Return every line of the listing below unchanged, in the same order, from the first line to the last.
■ ■ ■ ■ ■ ■ ■
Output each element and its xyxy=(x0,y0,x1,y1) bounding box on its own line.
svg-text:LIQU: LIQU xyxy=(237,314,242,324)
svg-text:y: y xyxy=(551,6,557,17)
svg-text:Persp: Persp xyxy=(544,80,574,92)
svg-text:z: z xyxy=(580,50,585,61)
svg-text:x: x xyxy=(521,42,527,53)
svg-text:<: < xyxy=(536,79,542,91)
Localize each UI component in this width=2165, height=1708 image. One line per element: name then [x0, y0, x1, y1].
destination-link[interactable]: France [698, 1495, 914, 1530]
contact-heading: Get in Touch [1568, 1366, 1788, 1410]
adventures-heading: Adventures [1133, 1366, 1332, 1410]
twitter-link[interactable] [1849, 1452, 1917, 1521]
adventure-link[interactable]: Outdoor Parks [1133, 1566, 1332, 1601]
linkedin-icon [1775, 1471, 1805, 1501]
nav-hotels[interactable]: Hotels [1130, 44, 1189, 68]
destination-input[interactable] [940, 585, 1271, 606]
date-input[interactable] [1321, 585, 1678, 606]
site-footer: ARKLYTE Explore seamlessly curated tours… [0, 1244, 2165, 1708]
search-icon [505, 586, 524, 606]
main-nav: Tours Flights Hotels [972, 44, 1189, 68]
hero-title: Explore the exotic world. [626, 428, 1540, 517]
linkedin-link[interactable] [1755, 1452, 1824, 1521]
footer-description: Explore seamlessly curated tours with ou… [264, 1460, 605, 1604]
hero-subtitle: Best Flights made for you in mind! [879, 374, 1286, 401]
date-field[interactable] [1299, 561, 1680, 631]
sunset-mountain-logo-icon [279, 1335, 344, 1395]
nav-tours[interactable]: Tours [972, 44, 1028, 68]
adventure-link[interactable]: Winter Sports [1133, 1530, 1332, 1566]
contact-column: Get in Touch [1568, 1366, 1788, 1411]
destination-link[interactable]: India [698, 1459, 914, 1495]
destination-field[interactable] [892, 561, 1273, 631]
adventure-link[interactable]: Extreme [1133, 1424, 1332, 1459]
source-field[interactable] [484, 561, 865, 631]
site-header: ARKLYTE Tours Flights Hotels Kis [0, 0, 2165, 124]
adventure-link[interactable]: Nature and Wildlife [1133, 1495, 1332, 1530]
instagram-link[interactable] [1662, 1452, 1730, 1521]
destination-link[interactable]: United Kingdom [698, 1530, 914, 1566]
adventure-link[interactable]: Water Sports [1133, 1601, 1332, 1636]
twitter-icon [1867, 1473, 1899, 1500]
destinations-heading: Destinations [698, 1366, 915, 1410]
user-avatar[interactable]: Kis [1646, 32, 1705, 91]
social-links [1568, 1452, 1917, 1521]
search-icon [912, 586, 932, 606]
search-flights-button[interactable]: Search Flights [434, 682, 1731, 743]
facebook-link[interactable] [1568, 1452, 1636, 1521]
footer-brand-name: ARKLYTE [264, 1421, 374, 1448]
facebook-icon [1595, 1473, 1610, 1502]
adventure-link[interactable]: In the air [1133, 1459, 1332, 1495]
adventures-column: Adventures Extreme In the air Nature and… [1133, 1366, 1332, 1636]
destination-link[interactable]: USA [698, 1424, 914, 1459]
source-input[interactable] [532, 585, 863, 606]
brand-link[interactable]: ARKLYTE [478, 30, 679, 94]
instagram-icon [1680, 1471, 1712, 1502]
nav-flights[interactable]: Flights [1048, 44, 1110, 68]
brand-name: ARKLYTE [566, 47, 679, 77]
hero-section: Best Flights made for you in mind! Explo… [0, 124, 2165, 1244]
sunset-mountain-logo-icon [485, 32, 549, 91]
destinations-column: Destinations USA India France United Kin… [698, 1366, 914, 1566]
■ ■ ■ ■ ■ ■ ■
The answer:
Output each element and its xyxy=(x0,y0,x1,y1) bounding box on its own line.
svg-text:LIQU: LIQU xyxy=(237,314,242,324)
svg-text:y: y xyxy=(551,6,557,17)
svg-text:Persp: Persp xyxy=(544,80,574,92)
svg-text:z: z xyxy=(580,50,585,61)
svg-text:x: x xyxy=(521,42,527,53)
svg-text:<: < xyxy=(536,79,542,91)
Localize each UI component in this width=2165, height=1708 image. One line per element: name then [x0, y0, x1, y1].
destination-link[interactable]: France [698, 1495, 914, 1530]
contact-heading: Get in Touch [1568, 1366, 1788, 1410]
adventures-heading: Adventures [1133, 1366, 1332, 1410]
twitter-link[interactable] [1849, 1452, 1917, 1521]
adventure-link[interactable]: Outdoor Parks [1133, 1566, 1332, 1601]
linkedin-icon [1775, 1471, 1805, 1501]
nav-hotels[interactable]: Hotels [1130, 44, 1189, 68]
destination-input[interactable] [940, 585, 1271, 606]
date-input[interactable] [1321, 585, 1678, 606]
site-footer: ARKLYTE Explore seamlessly curated tours… [0, 1244, 2165, 1708]
search-icon [505, 586, 524, 606]
main-nav: Tours Flights Hotels [972, 44, 1189, 68]
hero-title: Explore the exotic world. [626, 428, 1540, 517]
linkedin-link[interactable] [1755, 1452, 1824, 1521]
footer-description: Explore seamlessly curated tours with ou… [264, 1460, 605, 1604]
hero-subtitle: Best Flights made for you in mind! [879, 374, 1286, 401]
date-field[interactable] [1299, 561, 1680, 631]
sunset-mountain-logo-icon [279, 1335, 344, 1395]
nav-tours[interactable]: Tours [972, 44, 1028, 68]
adventure-link[interactable]: Winter Sports [1133, 1530, 1332, 1566]
contact-column: Get in Touch [1568, 1366, 1788, 1411]
destination-link[interactable]: India [698, 1459, 914, 1495]
destination-field[interactable] [892, 561, 1273, 631]
adventure-link[interactable]: Extreme [1133, 1424, 1332, 1459]
source-field[interactable] [484, 561, 865, 631]
site-header: ARKLYTE Tours Flights Hotels Kis [0, 0, 2165, 124]
adventure-link[interactable]: Nature and Wildlife [1133, 1495, 1332, 1530]
instagram-link[interactable] [1662, 1452, 1730, 1521]
destination-link[interactable]: United Kingdom [698, 1530, 914, 1566]
adventure-link[interactable]: Water Sports [1133, 1601, 1332, 1636]
twitter-icon [1867, 1473, 1899, 1500]
destinations-heading: Destinations [698, 1366, 915, 1410]
user-avatar[interactable]: Kis [1646, 32, 1705, 91]
social-links [1568, 1452, 1917, 1521]
search-icon [912, 586, 932, 606]
search-flights-button[interactable]: Search Flights [434, 682, 1731, 743]
facebook-link[interactable] [1568, 1452, 1636, 1521]
footer-brand-name: ARKLYTE [264, 1421, 374, 1448]
facebook-icon [1595, 1473, 1610, 1502]
adventure-link[interactable]: In the air [1133, 1459, 1332, 1495]
adventures-column: Adventures Extreme In the air Nature and… [1133, 1366, 1332, 1636]
destination-link[interactable]: USA [698, 1424, 914, 1459]
source-input[interactable] [532, 585, 863, 606]
brand-link[interactable]: ARKLYTE [478, 30, 679, 94]
instagram-icon [1680, 1471, 1712, 1502]
nav-flights[interactable]: Flights [1048, 44, 1110, 68]
brand-name: ARKLYTE [566, 47, 679, 77]
hero-section: Best Flights made for you in mind! Explo… [0, 124, 2165, 1244]
sunset-mountain-logo-icon [485, 32, 549, 91]
destinations-column: Destinations USA India France United Kin… [698, 1366, 914, 1566]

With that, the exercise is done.